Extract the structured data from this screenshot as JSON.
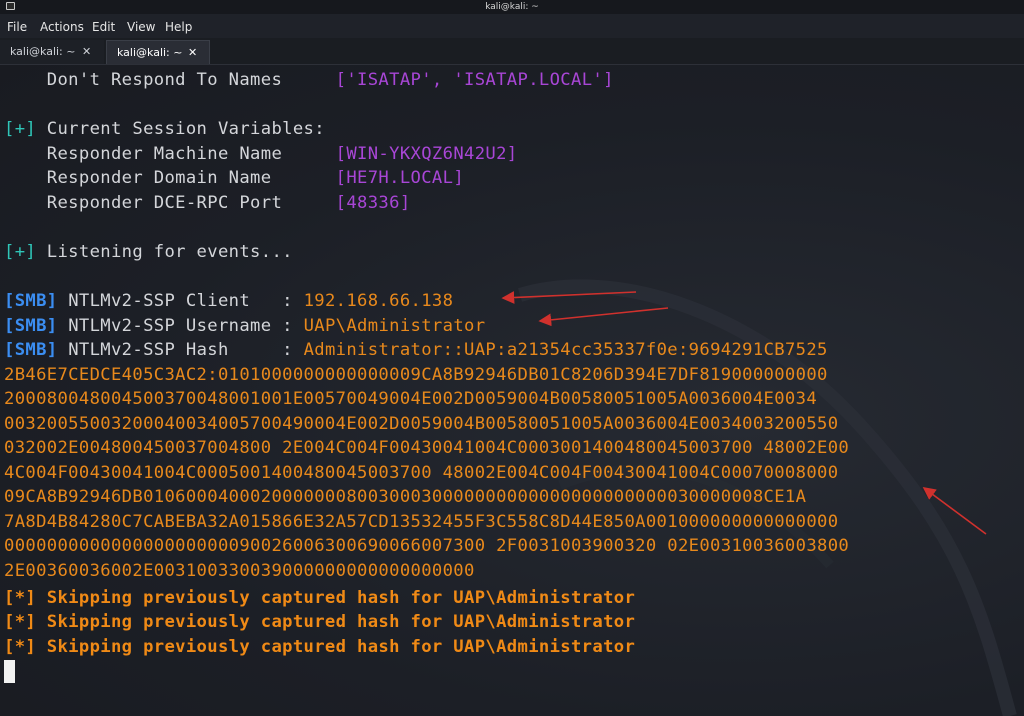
{
  "window": {
    "title": "kali@kali: ~"
  },
  "menu": [
    "File",
    "Actions",
    "Edit",
    "View",
    "Help"
  ],
  "tabs": [
    {
      "label": "kali@kali: ~",
      "close": "✕",
      "active": false
    },
    {
      "label": "kali@kali: ~",
      "close": "✕",
      "active": true
    }
  ],
  "terminal": {
    "dont_respond": {
      "label": "    Don't Respond To Names     ",
      "value": "['ISATAP', 'ISATAP.LOCAL']"
    },
    "session_header": {
      "prefix": "[+]",
      "text": " Current Session Variables:"
    },
    "machine_name": {
      "label": "    Responder Machine Name     ",
      "value": "[WIN-YKXQZ6N42U2]"
    },
    "domain_name": {
      "label": "    Responder Domain Name      ",
      "value": "[HE7H.LOCAL]"
    },
    "dce_port": {
      "label": "    Responder DCE-RPC Port     ",
      "value": "[48336]"
    },
    "listening": {
      "prefix": "[+]",
      "text": " Listening for events..."
    },
    "smb_client": {
      "tag": "[SMB]",
      "label": " NTLMv2-SSP Client   : ",
      "value": "192.168.66.138"
    },
    "smb_username": {
      "tag": "[SMB]",
      "label": " NTLMv2-SSP Username : ",
      "value": "UAP\\Administrator"
    },
    "smb_hash": {
      "tag": "[SMB]",
      "label": " NTLMv2-SSP Hash     : ",
      "value": "Administrator::UAP:a21354cc35337f0e:9694291CB7525"
    },
    "hash_lines": [
      "2B46E7CEDCE405C3AC2:0101000000000000009CA8B92946DB01C8206D394E7DF819000000000",
      "200080048004500370048001001E00570049004E002D0059004B00580051005A0036004E0034",
      "00320055003200040034005700490004E002D0059004B00580051005A0036004E0034003200550",
      "032002E004800450037004800 2E004C004F00430041004C0003001400480045003700 48002E00",
      "4C004F00430041004C0005001400480045003700 48002E004C004F00430041004C00070008000",
      "09CA8B92946DB0106000400020000000800300030000000000000000000000030000008CE1A",
      "7A8D4B84280C7CABEBA32A015866E32A57CD13532455F3C558C8D44E850A001000000000000000",
      "000000000000000000000090026006300690066007300 2F0031003900320 02E00310036003800",
      "2E00360036002E003100330039000000000000000000"
    ],
    "skipping": [
      {
        "prefix": "[*]",
        "text": " Skipping previously captured hash for UAP\\Administrator"
      },
      {
        "prefix": "[*]",
        "text": " Skipping previously captured hash for UAP\\Administrator"
      },
      {
        "prefix": "[*]",
        "text": " Skipping previously captured hash for UAP\\Administrator"
      }
    ]
  },
  "colors": {
    "background": "#1c1f26",
    "purple": "#a846d6",
    "cyan": "#2fc6b8",
    "blue": "#3b8ef2",
    "orange": "#e8891c",
    "annotation_red": "#d0312d"
  }
}
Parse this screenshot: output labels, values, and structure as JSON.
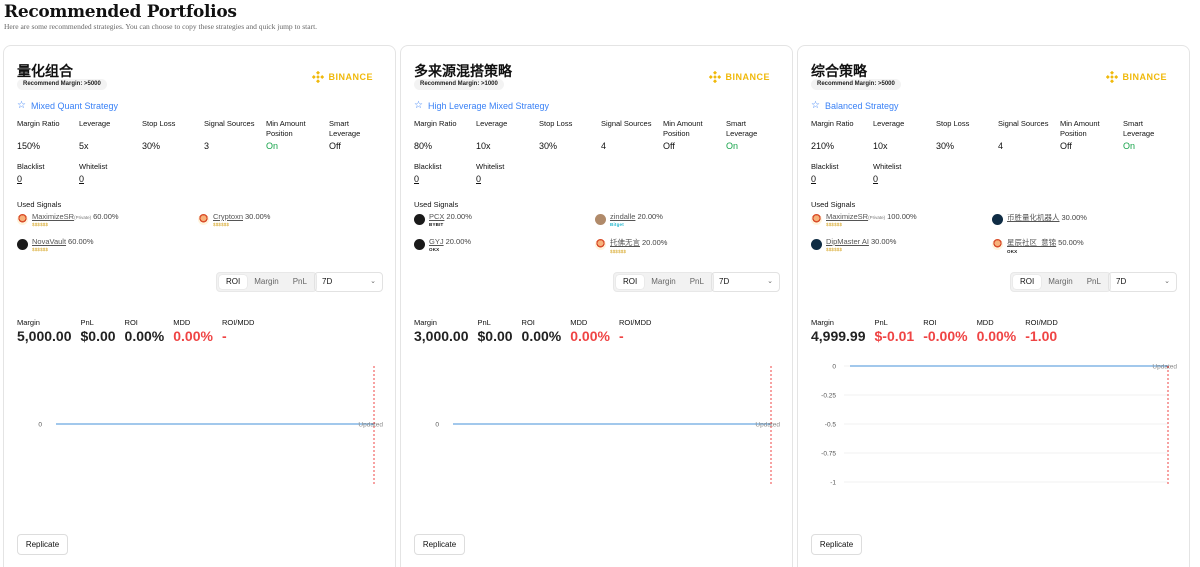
{
  "header": {
    "title": "Recommended Portfolios",
    "subtitle": "Here are some recommended strategies. You can choose to copy these strategies and quick jump to start."
  },
  "colors": {
    "accent_blue": "#3b82f6",
    "binance_yellow": "#f0b90b",
    "positive_green": "#16a34a",
    "negative_red": "#ef4444"
  },
  "labels": {
    "margin_ratio": "Margin Ratio",
    "leverage": "Leverage",
    "stop_loss": "Stop Loss",
    "signal_sources": "Signal Sources",
    "min_amount_position": "Min Amount Position",
    "smart_leverage": "Smart Leverage",
    "blacklist": "Blacklist",
    "whitelist": "Whitelist",
    "used_signals": "Used Signals",
    "seg_roi": "ROI",
    "seg_margin": "Margin",
    "seg_pnl": "PnL",
    "m_margin": "Margin",
    "m_pnl": "PnL",
    "m_roi": "ROI",
    "m_mdd": "MDD",
    "m_roimdd": "ROI/MDD",
    "replicate": "Replicate",
    "updated": "Updated",
    "exchange": "BINANCE"
  },
  "cards": [
    {
      "title": "量化组合",
      "recommend": "Recommend Margin: >5000",
      "strategy_type": "Mixed Quant Strategy",
      "margin_ratio": "150%",
      "leverage": "5x",
      "stop_loss": "30%",
      "signal_sources": "3",
      "min_amount": "On",
      "smart_leverage": "Off",
      "blacklist": "0",
      "whitelist": "0",
      "signals": [
        {
          "name": "MaximizeSR",
          "private": "(Private)",
          "pct": "60.00%",
          "sub": "$$$$$$",
          "avatar": "emoji"
        },
        {
          "name": "Cryptoxn",
          "private": "",
          "pct": "30.00%",
          "sub": "$$$$$$",
          "avatar": "emoji"
        },
        {
          "name": "NovaVault",
          "private": "",
          "pct": "60.00%",
          "sub": "$$$$$$",
          "avatar": "dark"
        }
      ],
      "period": "7D",
      "metrics": {
        "margin": "5,000.00",
        "pnl": "$0.00",
        "roi": "0.00%",
        "mdd": "0.00%",
        "roimdd": "-"
      },
      "yticks": [
        "0"
      ]
    },
    {
      "title": "多来源混搭策略",
      "recommend": "Recommend Margin: >1000",
      "strategy_type": "High Leverage Mixed Strategy",
      "margin_ratio": "80%",
      "leverage": "10x",
      "stop_loss": "30%",
      "signal_sources": "4",
      "min_amount": "Off",
      "smart_leverage": "On",
      "blacklist": "0",
      "whitelist": "0",
      "signals": [
        {
          "name": "PCX",
          "private": "",
          "pct": "20.00%",
          "sub": "BYBIT",
          "avatar": "dark"
        },
        {
          "name": "zindalle",
          "private": "",
          "pct": "20.00%",
          "sub": "Bitget",
          "avatar": "photo"
        },
        {
          "name": "GYJ",
          "private": "",
          "pct": "20.00%",
          "sub": "OKX",
          "avatar": "dark"
        },
        {
          "name": "托佛无言",
          "private": "",
          "pct": "20.00%",
          "sub": "$$$$$$",
          "avatar": "emoji"
        }
      ],
      "period": "7D",
      "metrics": {
        "margin": "3,000.00",
        "pnl": "$0.00",
        "roi": "0.00%",
        "mdd": "0.00%",
        "roimdd": "-"
      },
      "yticks": [
        "0"
      ]
    },
    {
      "title": "综合策略",
      "recommend": "Recommend Margin: >5000",
      "strategy_type": "Balanced Strategy",
      "margin_ratio": "210%",
      "leverage": "10x",
      "stop_loss": "30%",
      "signal_sources": "4",
      "min_amount": "Off",
      "smart_leverage": "On",
      "blacklist": "0",
      "whitelist": "0",
      "signals": [
        {
          "name": "MaximizeSR",
          "private": "(Private)",
          "pct": "100.00%",
          "sub": "$$$$$$",
          "avatar": "emoji"
        },
        {
          "name": "币胜量化机器人",
          "private": "",
          "pct": "30.00%",
          "sub": "",
          "avatar": "navy"
        },
        {
          "name": "DipMaster AI",
          "private": "",
          "pct": "30.00%",
          "sub": "$$$$$$",
          "avatar": "navy"
        },
        {
          "name": "星辰社区_意锦",
          "private": "",
          "pct": "50.00%",
          "sub": "OKX",
          "avatar": "emoji"
        }
      ],
      "period": "7D",
      "metrics": {
        "margin": "4,999.99",
        "pnl": "$-0.01",
        "roi": "-0.00%",
        "mdd": "0.00%",
        "roimdd": "-1.00"
      },
      "yticks": [
        "0",
        "-0.25",
        "-0.5",
        "-0.75",
        "-1"
      ]
    }
  ]
}
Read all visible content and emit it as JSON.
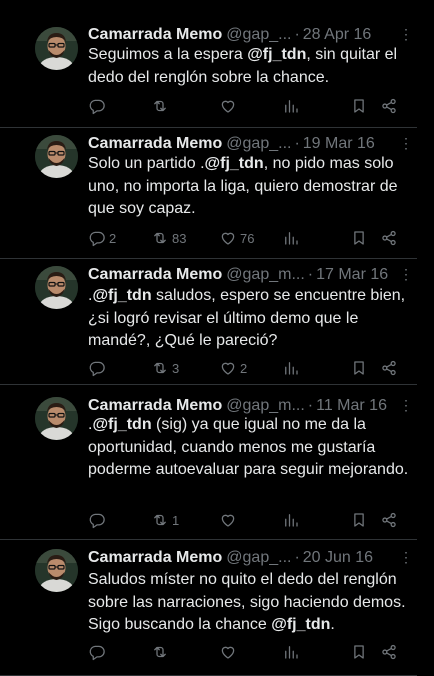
{
  "tweets": [
    {
      "name": "Camarrada Memo",
      "handle": "@gap_...",
      "separator": "·",
      "date": "28 Apr 16",
      "more": "⋮",
      "text_before": "Seguimos a la espera ",
      "mention": "@fj_tdn",
      "text_after": ", sin quitar el dedo del renglón sobre la chance.",
      "replies": "",
      "retweets": "",
      "likes": ""
    },
    {
      "name": "Camarrada Memo",
      "handle": "@gap_...",
      "separator": "·",
      "date": "19 Mar 16",
      "more": "⋮",
      "text_before": "Solo un partido .",
      "mention": "@fj_tdn",
      "text_after": ", no pido mas solo uno, no importa la liga, quiero demostrar de que soy capaz.",
      "replies": "2",
      "retweets": "83",
      "likes": "76"
    },
    {
      "name": "Camarrada Memo",
      "handle": "@gap_m...",
      "separator": "·",
      "date": "17 Mar 16",
      "more": "⋮",
      "text_before": ".",
      "mention": "@fj_tdn",
      "text_after": " saludos, espero se encuentre bien, ¿si logró revisar el último demo que le mandé?, ¿Qué le pareció?",
      "replies": "",
      "retweets": "3",
      "likes": "2"
    },
    {
      "name": "Camarrada Memo",
      "handle": "@gap_m...",
      "separator": "·",
      "date": "11 Mar 16",
      "more": "⋮",
      "text_before": ".",
      "mention": "@fj_tdn",
      "text_after": " (sig) ya que igual no me da la oportunidad, cuando menos me gustaría poderme autoevaluar para seguir mejorando.",
      "replies": "",
      "retweets": "1",
      "likes": ""
    },
    {
      "name": "Camarrada Memo",
      "handle": "@gap_...",
      "separator": "·",
      "date": "20 Jun 16",
      "more": "⋮",
      "text_before": "Saludos míster no quito el dedo del renglón sobre las narraciones, sigo haciendo demos. Sigo buscando la chance ",
      "mention": "@fj_tdn",
      "text_after": ".",
      "replies": "",
      "retweets": "",
      "likes": ""
    }
  ],
  "colors": {
    "background": "#000000",
    "text": "#e7e9ea",
    "secondary": "#71767b",
    "divider": "#2f3336"
  },
  "icons": [
    "reply-icon",
    "retweet-icon",
    "like-icon",
    "views-icon",
    "bookmark-icon",
    "share-icon",
    "more-icon"
  ]
}
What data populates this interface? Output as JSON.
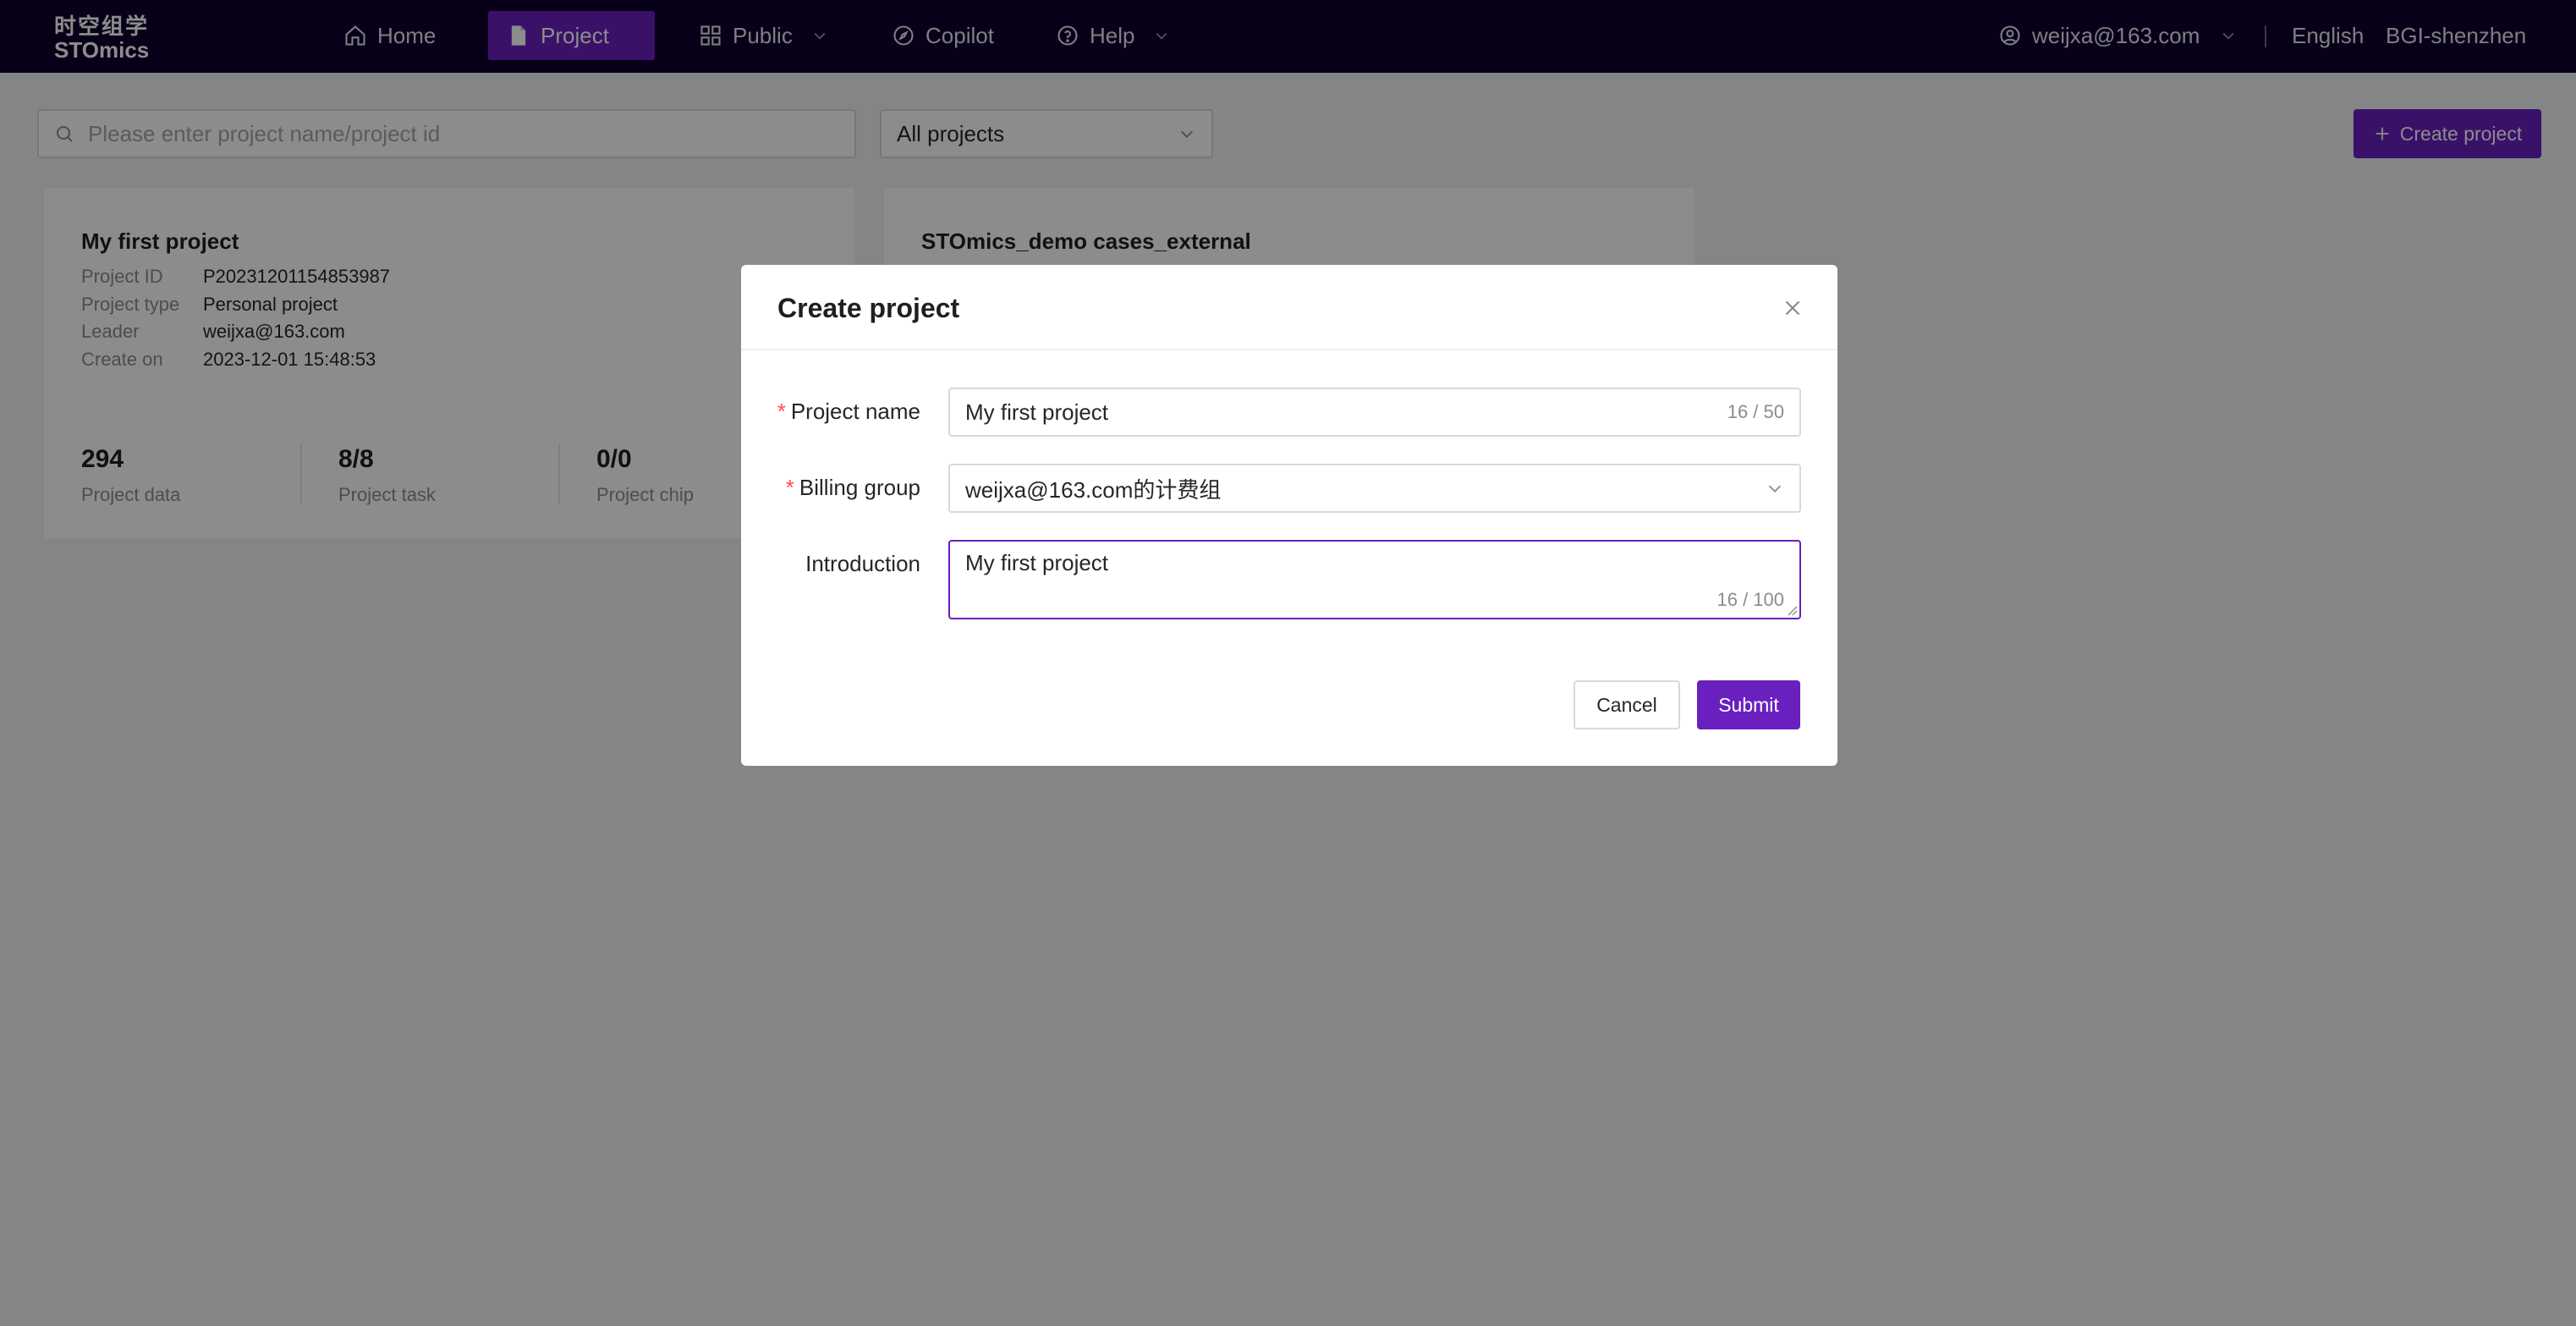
{
  "nav": {
    "logo_cn": "时空组学",
    "logo_en": "STOmics",
    "items": [
      {
        "label": "Home",
        "icon": "home-icon"
      },
      {
        "label": "Project",
        "icon": "file-icon",
        "active": true
      },
      {
        "label": "Public",
        "icon": "grid-icon"
      },
      {
        "label": "Copilot",
        "icon": "compass-icon"
      },
      {
        "label": "Help",
        "icon": "question-icon"
      }
    ],
    "user": "weijxa@163.com",
    "language": "English",
    "region": "BGI-shenzhen"
  },
  "toolbar": {
    "search_placeholder": "Please enter project name/project id",
    "filter_value": "All projects",
    "create_label": "Create project"
  },
  "cards": [
    {
      "title": "My first project",
      "meta": [
        {
          "key": "Project ID",
          "value": "P20231201154853987"
        },
        {
          "key": "Project type",
          "value": "Personal project"
        },
        {
          "key": "Leader",
          "value": "weijxa@163.com"
        },
        {
          "key": "Create on",
          "value": "2023-12-01 15:48:53"
        }
      ],
      "stats": [
        {
          "value": "294",
          "label": "Project data"
        },
        {
          "value": "8/8",
          "label": "Project task"
        },
        {
          "value": "0/0",
          "label": "Project chip"
        }
      ]
    },
    {
      "title": "STOmics_demo cases_external"
    }
  ],
  "modal": {
    "title": "Create project",
    "project_name_label": "Project name",
    "project_name_value": "My first project",
    "project_name_count": "16 / 50",
    "billing_label": "Billing group",
    "billing_value": "weijxa@163.com的计费组",
    "intro_label": "Introduction",
    "intro_value": "My first project",
    "intro_count": "16 / 100",
    "cancel_label": "Cancel",
    "submit_label": "Submit"
  },
  "colors": {
    "nav_bg": "#10002e",
    "accent": "#6a1fbf",
    "required": "#ff4d4f"
  }
}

·····

TASK TO CARRY OUT – Write only the number of lines in the data above that include "weijxa".

FINAL ANSWER – 3